§ TASK TO CARRY OUT: Report every line below that holds the word "type".
>> begin
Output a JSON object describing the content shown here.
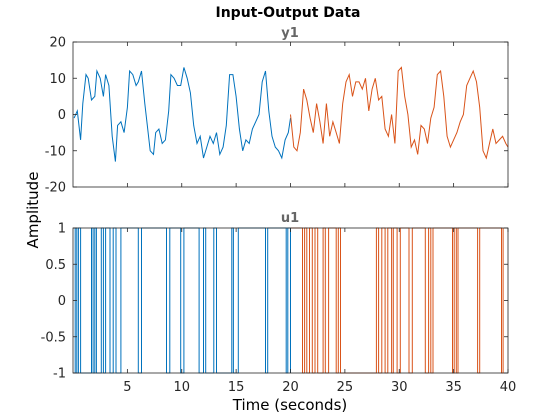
{
  "chart_data": {
    "type": "line",
    "title": "Input-Output Data",
    "xlabel": "Time (seconds)",
    "ylabel": "Amplitude",
    "xlim": [
      0,
      40
    ],
    "x_ticks": [
      5,
      10,
      15,
      20,
      25,
      30,
      35,
      40
    ],
    "x_tick_labels": [
      "5",
      "10",
      "15",
      "20",
      "25",
      "30",
      "35",
      "40"
    ],
    "grid": false,
    "series_colors": [
      "#0072BD",
      "#D95319"
    ],
    "axes": [
      {
        "name": "y1",
        "ylim": [
          -20,
          20
        ],
        "y_ticks": [
          -20,
          -10,
          0,
          10,
          20
        ],
        "y_tick_labels": [
          "-20",
          "-10",
          "0",
          "10",
          "20"
        ],
        "type": "line",
        "series": [
          {
            "x": [
              0.1,
              0.4,
              0.7,
              0.9,
              1.2,
              1.4,
              1.7,
              2.0,
              2.2,
              2.5,
              2.8,
              3.0,
              3.3,
              3.6,
              3.9,
              4.1,
              4.4,
              4.7,
              5.0,
              5.2,
              5.5,
              5.8,
              6.0,
              6.3,
              6.6,
              6.8,
              7.1,
              7.4,
              7.6,
              7.9,
              8.2,
              8.5,
              8.8,
              9.0,
              9.3,
              9.6,
              9.9,
              10.2,
              10.5,
              10.8,
              11.1,
              11.4,
              11.7,
              12.0,
              12.3,
              12.6,
              12.9,
              13.2,
              13.5,
              13.8,
              14.1,
              14.4,
              14.7,
              15.0,
              15.3,
              15.6,
              15.9,
              16.2,
              16.5,
              16.8,
              17.1,
              17.4,
              17.7,
              18.0,
              18.3,
              18.6,
              18.9,
              19.2,
              19.5,
              19.8,
              20.0
            ],
            "y": [
              -1,
              1,
              -7,
              3,
              11,
              10,
              4,
              5,
              12,
              10,
              5,
              11,
              8,
              -6,
              -13,
              -3,
              -2,
              -5,
              2,
              12,
              11,
              8,
              9,
              12,
              3,
              -2,
              -10,
              -11,
              -5,
              -4,
              -8,
              -7,
              1,
              11,
              10,
              8,
              8,
              13,
              10,
              6,
              -3,
              -8,
              -6,
              -12,
              -9,
              -6,
              -8,
              -5,
              -11,
              -9,
              -3,
              11,
              11,
              5,
              -4,
              -10,
              -7,
              -8,
              -4,
              -2,
              0,
              9,
              12,
              1,
              -6,
              -9,
              -10,
              -12,
              -7,
              -5,
              -1
            ]
          },
          {
            "x": [
              20.0,
              20.3,
              20.6,
              20.9,
              21.2,
              21.5,
              21.8,
              22.1,
              22.4,
              22.7,
              23.0,
              23.3,
              23.6,
              23.9,
              24.2,
              24.5,
              24.8,
              25.1,
              25.4,
              25.7,
              26.0,
              26.3,
              26.6,
              26.9,
              27.2,
              27.5,
              27.8,
              28.1,
              28.4,
              28.7,
              29.0,
              29.3,
              29.6,
              29.9,
              30.2,
              30.5,
              30.8,
              31.1,
              31.4,
              31.7,
              32.0,
              32.3,
              32.6,
              32.9,
              33.2,
              33.5,
              33.8,
              34.1,
              34.4,
              34.7,
              35.0,
              35.3,
              35.6,
              35.9,
              36.2,
              36.5,
              36.8,
              37.1,
              37.4,
              37.7,
              38.0,
              38.3,
              38.6,
              38.9,
              39.2,
              39.5,
              39.8,
              40.0
            ],
            "y": [
              0,
              -9,
              -10,
              -5,
              7,
              4,
              -1,
              -5,
              3,
              -2,
              -8,
              3,
              -6,
              -2,
              -5,
              -8,
              3,
              9,
              11,
              5,
              9,
              9,
              7,
              10,
              1,
              7,
              10,
              4,
              5,
              -4,
              -6,
              0,
              -8,
              12,
              13,
              5,
              0,
              -9,
              -7,
              -11,
              -3,
              -4,
              -8,
              -1,
              2,
              11,
              12,
              5,
              -6,
              -9,
              -7,
              -5,
              -2,
              0,
              8,
              10,
              12,
              9,
              2,
              -10,
              -12,
              -8,
              -4,
              -8,
              -7,
              -6,
              -8,
              -9
            ]
          }
        ]
      },
      {
        "name": "u1",
        "ylim": [
          -1,
          1
        ],
        "y_ticks": [
          -1,
          -0.5,
          0,
          0.5,
          1
        ],
        "y_tick_labels": [
          "-1",
          "-0.5",
          "0",
          "0.5",
          "1"
        ],
        "type": "stairs",
        "series": [
          {
            "switch_times": [
              0.1,
              0.2,
              0.35,
              0.5,
              0.7,
              1.7,
              1.85,
              2.0,
              2.15,
              2.6,
              2.8,
              3.0,
              3.4,
              3.7,
              3.95,
              4.4,
              6.0,
              6.3,
              8.6,
              8.9,
              9.9,
              10.2,
              11.6,
              12.0,
              12.2,
              12.95,
              13.2,
              14.6,
              14.75,
              15.2,
              17.7,
              17.9,
              19.6,
              19.75,
              20.0
            ],
            "initial": -1
          },
          {
            "switch_times": [
              20.0,
              21.1,
              21.3,
              21.5,
              21.75,
              22.0,
              22.25,
              22.5,
              23.0,
              23.2,
              23.5,
              24.2,
              24.4,
              24.6,
              27.9,
              28.1,
              28.4,
              28.7,
              28.95,
              29.3,
              29.45,
              29.8,
              30.1,
              30.9,
              31.2,
              32.4,
              32.7,
              32.9,
              33.1,
              34.9,
              35.05,
              35.25,
              35.4,
              37.2,
              37.4,
              39.4,
              39.55
            ],
            "initial": 1
          }
        ]
      }
    ]
  }
}
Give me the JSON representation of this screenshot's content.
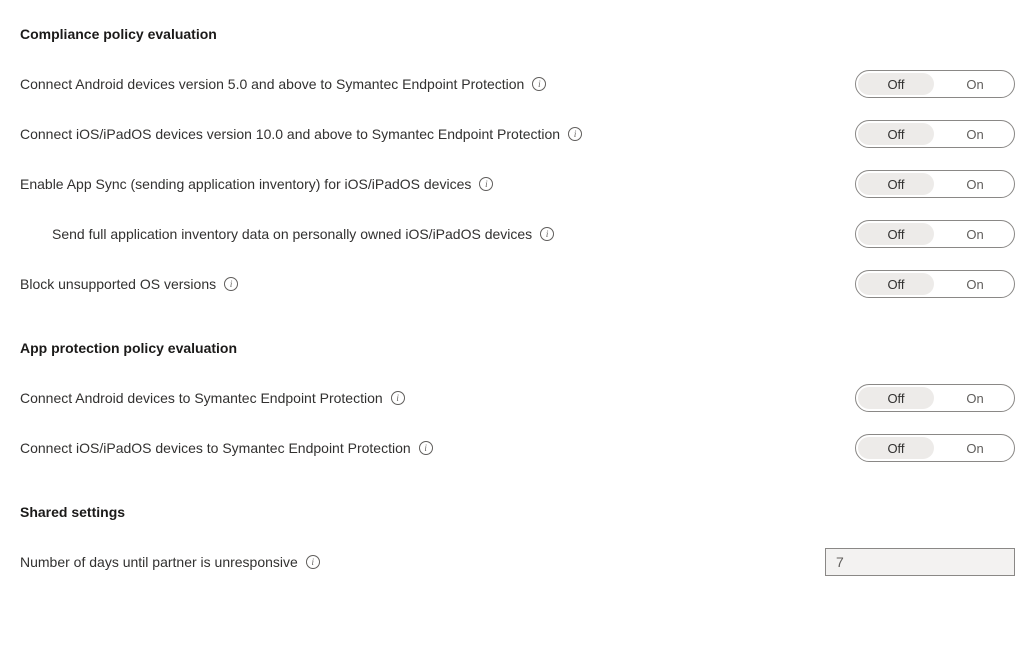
{
  "sections": {
    "compliance": {
      "heading": "Compliance policy evaluation",
      "rows": [
        {
          "label": "Connect Android devices version 5.0 and above to Symantec Endpoint Protection",
          "value": "Off",
          "indent": false
        },
        {
          "label": "Connect iOS/iPadOS devices version 10.0 and above to Symantec Endpoint Protection",
          "value": "Off",
          "indent": false
        },
        {
          "label": "Enable App Sync (sending application inventory) for iOS/iPadOS devices",
          "value": "Off",
          "indent": false
        },
        {
          "label": "Send full application inventory data on personally owned iOS/iPadOS devices",
          "value": "Off",
          "indent": true
        },
        {
          "label": "Block unsupported OS versions",
          "value": "Off",
          "indent": false
        }
      ]
    },
    "appProtection": {
      "heading": "App protection policy evaluation",
      "rows": [
        {
          "label": "Connect Android devices to Symantec Endpoint Protection",
          "value": "Off",
          "indent": false
        },
        {
          "label": "Connect iOS/iPadOS devices to Symantec Endpoint Protection",
          "value": "Off",
          "indent": false
        }
      ]
    },
    "shared": {
      "heading": "Shared settings",
      "rows": [
        {
          "label": "Number of days until partner is unresponsive",
          "value": "7",
          "type": "number"
        }
      ]
    }
  },
  "toggle": {
    "off": "Off",
    "on": "On"
  },
  "colors": {
    "text_primary": "#323130",
    "text_secondary": "#605e5c",
    "heading": "#1b1a19",
    "border": "#8a8886",
    "toggle_selected_bg": "#edebe9",
    "input_bg": "#f3f2f1",
    "background": "#ffffff"
  }
}
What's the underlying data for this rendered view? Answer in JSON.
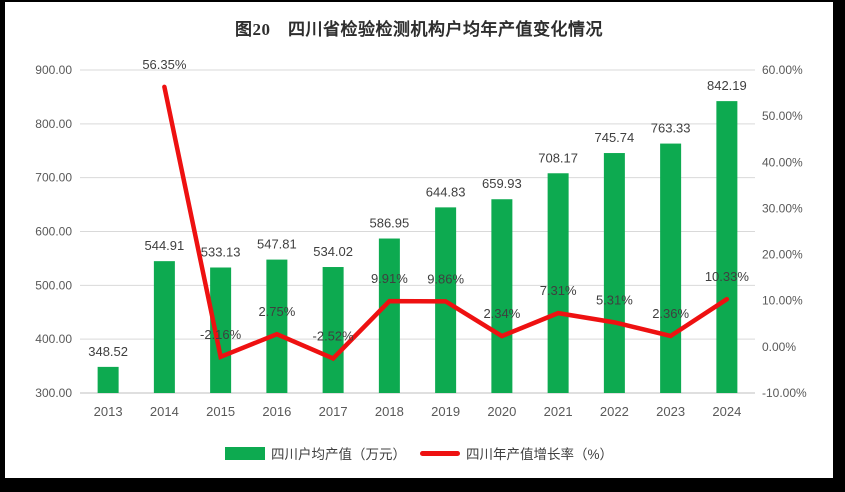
>> end
§ FULL RESPONSE:
    "type": "line",
        "type": "line",
        "type": "stairs",
          "type": "number"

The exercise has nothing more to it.